TASK PROMPT
From the data that follows, copy every line holding the string "this".

DATA EXCERPTS

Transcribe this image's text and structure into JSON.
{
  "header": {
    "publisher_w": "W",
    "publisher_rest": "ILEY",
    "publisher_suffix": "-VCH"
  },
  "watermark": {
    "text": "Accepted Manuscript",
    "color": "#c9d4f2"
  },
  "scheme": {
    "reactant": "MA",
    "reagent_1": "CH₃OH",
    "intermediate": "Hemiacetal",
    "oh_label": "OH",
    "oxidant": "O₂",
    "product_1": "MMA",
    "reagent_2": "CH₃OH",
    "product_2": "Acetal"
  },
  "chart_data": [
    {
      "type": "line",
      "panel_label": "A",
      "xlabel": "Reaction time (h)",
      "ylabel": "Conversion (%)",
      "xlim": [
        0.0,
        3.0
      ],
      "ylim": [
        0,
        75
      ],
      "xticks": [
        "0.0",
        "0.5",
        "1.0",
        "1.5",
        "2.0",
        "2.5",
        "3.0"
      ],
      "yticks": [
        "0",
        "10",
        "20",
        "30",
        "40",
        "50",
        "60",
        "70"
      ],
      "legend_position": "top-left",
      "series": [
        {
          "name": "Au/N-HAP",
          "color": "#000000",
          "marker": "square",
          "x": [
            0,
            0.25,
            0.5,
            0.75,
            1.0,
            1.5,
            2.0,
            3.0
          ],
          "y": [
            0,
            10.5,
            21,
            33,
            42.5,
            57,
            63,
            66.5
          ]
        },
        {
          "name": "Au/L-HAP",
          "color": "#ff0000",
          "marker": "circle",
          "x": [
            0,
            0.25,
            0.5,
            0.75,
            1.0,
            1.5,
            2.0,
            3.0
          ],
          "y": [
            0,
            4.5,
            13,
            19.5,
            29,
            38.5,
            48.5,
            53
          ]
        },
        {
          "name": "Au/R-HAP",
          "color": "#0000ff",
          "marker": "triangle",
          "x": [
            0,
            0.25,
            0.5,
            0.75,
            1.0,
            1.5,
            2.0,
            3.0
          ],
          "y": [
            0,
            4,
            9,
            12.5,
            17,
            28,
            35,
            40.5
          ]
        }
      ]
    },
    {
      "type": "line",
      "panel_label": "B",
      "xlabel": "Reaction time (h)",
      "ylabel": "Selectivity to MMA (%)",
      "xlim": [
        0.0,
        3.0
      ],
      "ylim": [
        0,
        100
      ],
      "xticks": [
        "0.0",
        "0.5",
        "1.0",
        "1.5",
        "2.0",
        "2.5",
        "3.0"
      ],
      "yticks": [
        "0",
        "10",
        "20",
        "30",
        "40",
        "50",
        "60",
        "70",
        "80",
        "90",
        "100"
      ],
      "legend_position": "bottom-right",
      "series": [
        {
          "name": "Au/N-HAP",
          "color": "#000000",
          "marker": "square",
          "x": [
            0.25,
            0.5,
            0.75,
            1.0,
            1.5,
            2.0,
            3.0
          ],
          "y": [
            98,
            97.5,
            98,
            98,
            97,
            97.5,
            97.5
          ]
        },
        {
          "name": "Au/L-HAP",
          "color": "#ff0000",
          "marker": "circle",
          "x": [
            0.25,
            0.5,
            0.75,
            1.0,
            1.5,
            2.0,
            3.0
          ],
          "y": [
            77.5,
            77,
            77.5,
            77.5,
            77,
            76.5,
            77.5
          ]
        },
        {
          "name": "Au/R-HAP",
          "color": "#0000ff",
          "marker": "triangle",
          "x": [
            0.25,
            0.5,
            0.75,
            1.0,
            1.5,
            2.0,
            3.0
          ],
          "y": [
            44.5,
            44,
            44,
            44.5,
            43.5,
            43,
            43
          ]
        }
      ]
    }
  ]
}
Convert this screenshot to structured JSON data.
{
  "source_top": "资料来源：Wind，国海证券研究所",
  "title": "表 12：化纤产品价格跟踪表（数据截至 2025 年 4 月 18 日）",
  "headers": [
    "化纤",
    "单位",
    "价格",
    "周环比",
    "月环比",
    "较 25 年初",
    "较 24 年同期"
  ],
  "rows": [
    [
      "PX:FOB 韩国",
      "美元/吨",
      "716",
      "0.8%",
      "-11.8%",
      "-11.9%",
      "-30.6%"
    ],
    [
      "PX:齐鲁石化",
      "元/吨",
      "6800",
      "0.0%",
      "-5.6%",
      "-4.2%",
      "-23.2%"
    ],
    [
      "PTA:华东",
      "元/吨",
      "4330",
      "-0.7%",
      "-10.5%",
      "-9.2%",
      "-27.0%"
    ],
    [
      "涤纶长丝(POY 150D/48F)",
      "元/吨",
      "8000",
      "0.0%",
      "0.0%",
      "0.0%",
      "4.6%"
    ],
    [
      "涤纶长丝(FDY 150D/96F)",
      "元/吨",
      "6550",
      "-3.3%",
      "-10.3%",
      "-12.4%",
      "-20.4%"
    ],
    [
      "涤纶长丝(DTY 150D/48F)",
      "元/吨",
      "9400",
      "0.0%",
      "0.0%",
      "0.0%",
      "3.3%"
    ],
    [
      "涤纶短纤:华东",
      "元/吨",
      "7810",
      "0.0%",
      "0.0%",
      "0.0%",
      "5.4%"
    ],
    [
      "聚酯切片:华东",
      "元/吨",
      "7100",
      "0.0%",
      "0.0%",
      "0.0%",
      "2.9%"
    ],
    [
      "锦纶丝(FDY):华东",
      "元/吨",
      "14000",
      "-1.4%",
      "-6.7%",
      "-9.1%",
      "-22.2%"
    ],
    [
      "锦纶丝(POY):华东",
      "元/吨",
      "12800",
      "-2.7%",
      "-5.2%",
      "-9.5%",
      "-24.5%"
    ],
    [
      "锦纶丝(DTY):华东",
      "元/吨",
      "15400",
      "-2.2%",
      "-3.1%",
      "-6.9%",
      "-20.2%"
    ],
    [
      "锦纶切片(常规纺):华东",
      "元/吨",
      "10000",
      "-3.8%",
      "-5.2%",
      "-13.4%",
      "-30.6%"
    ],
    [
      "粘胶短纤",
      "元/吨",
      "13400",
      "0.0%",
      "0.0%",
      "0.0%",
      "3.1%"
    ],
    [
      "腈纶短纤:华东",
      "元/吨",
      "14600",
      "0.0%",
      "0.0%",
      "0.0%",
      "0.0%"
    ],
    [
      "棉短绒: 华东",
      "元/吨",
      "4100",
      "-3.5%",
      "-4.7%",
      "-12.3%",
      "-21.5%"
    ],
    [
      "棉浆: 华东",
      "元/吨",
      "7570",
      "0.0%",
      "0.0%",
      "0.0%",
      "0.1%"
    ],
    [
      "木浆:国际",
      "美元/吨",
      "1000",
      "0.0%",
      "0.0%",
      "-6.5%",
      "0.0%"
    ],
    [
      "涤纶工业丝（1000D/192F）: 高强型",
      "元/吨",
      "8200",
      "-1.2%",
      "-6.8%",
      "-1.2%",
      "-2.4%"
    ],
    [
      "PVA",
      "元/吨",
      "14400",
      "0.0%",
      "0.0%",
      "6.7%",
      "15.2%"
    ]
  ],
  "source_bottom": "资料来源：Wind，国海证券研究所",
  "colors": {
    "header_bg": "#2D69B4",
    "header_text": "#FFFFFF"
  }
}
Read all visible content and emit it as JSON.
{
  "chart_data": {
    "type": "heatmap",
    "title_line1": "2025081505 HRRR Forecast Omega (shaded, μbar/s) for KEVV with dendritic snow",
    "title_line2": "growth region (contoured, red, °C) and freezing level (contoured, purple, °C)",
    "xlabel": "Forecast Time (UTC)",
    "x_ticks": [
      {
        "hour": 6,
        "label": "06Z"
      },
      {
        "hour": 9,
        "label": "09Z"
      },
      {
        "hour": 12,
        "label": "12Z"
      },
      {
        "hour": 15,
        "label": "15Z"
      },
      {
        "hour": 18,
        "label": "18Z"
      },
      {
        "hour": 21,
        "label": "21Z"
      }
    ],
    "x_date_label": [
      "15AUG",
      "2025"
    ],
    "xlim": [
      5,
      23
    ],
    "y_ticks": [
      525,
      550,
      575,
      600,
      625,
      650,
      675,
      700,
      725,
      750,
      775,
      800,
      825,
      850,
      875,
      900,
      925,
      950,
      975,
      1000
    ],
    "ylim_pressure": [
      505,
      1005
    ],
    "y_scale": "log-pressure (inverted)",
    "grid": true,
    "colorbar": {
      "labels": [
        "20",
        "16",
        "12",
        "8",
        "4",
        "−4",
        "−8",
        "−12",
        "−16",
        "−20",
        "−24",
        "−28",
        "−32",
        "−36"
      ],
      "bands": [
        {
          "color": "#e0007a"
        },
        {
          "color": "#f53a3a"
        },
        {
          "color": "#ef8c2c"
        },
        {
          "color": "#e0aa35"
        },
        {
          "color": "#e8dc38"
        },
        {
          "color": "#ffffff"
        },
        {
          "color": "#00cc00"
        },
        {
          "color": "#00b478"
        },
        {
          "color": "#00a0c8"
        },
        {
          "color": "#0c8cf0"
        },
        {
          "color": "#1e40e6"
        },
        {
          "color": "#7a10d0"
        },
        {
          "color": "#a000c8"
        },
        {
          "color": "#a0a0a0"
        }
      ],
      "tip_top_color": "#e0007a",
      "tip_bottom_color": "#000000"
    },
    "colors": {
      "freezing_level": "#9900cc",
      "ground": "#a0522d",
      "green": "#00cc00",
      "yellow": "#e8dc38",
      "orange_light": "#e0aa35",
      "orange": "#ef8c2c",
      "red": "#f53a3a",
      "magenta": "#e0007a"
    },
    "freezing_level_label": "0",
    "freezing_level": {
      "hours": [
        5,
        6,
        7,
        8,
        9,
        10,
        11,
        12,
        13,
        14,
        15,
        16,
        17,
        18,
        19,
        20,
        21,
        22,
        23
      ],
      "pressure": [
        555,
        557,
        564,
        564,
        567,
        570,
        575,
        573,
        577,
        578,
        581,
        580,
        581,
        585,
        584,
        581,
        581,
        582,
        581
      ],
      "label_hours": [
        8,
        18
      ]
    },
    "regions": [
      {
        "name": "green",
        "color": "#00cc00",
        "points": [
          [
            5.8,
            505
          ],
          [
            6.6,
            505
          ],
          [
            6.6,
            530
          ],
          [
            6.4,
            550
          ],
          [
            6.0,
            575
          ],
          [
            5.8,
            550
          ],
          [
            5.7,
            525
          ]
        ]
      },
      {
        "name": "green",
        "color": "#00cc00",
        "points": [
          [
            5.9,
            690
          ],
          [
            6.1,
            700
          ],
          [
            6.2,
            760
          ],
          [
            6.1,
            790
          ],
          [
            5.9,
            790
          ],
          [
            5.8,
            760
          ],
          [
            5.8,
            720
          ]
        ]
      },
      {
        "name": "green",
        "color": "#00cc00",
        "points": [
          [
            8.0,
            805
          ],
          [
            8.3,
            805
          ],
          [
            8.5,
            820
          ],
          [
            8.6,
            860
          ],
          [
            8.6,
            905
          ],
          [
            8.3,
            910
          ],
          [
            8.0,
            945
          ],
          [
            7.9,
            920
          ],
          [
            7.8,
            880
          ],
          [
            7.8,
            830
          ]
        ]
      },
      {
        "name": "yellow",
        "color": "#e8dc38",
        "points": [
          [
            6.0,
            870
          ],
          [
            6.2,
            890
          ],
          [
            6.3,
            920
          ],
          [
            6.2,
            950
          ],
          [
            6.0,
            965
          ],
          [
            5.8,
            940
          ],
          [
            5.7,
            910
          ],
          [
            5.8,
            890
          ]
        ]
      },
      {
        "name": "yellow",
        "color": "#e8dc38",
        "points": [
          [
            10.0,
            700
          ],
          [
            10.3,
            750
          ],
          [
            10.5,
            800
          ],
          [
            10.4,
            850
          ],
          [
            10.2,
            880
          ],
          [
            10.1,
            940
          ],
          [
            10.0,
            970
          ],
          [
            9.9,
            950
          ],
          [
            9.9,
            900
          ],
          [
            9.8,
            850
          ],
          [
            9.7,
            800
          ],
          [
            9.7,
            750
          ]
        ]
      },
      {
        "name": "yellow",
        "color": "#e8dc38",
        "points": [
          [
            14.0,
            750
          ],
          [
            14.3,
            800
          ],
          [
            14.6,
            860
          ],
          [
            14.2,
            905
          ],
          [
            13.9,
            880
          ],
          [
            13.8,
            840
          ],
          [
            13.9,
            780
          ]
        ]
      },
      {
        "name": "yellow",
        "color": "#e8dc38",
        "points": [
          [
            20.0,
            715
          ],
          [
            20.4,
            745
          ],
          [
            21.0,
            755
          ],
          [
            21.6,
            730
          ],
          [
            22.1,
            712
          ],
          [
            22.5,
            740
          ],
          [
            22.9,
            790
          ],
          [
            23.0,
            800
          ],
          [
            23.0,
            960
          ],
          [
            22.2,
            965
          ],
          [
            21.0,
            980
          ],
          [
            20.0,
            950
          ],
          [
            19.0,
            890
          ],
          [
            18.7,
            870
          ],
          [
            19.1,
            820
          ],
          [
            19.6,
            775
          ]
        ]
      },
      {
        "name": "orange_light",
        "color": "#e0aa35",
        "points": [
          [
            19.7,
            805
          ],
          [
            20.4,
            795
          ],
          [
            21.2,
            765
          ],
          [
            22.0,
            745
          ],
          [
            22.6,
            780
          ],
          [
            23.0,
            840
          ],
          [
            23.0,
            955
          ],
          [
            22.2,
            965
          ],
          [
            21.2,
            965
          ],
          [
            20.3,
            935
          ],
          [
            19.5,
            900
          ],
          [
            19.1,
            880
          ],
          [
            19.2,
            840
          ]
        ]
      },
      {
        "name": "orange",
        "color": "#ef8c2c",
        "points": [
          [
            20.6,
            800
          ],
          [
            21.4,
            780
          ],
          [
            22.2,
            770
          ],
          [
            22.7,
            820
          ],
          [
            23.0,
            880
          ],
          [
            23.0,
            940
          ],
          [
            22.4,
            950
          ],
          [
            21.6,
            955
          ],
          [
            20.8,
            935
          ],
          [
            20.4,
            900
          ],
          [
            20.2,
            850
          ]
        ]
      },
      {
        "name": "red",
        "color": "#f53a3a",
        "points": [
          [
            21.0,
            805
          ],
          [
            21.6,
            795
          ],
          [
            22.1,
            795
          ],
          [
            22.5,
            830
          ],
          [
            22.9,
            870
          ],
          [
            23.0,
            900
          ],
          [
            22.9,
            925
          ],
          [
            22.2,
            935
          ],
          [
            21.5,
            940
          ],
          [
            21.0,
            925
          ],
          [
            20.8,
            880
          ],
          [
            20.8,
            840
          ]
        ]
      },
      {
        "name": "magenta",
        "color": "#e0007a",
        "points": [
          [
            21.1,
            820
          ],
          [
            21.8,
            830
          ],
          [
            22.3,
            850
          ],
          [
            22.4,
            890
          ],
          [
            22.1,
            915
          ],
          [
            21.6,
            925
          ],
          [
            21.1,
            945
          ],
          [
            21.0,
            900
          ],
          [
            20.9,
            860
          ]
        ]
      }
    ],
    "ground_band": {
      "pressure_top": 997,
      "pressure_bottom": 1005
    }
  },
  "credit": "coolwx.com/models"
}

WRITTEN RESPONSE
Transcribe this image's text and structure into JSON.
Convert this screenshot to structured JSON data.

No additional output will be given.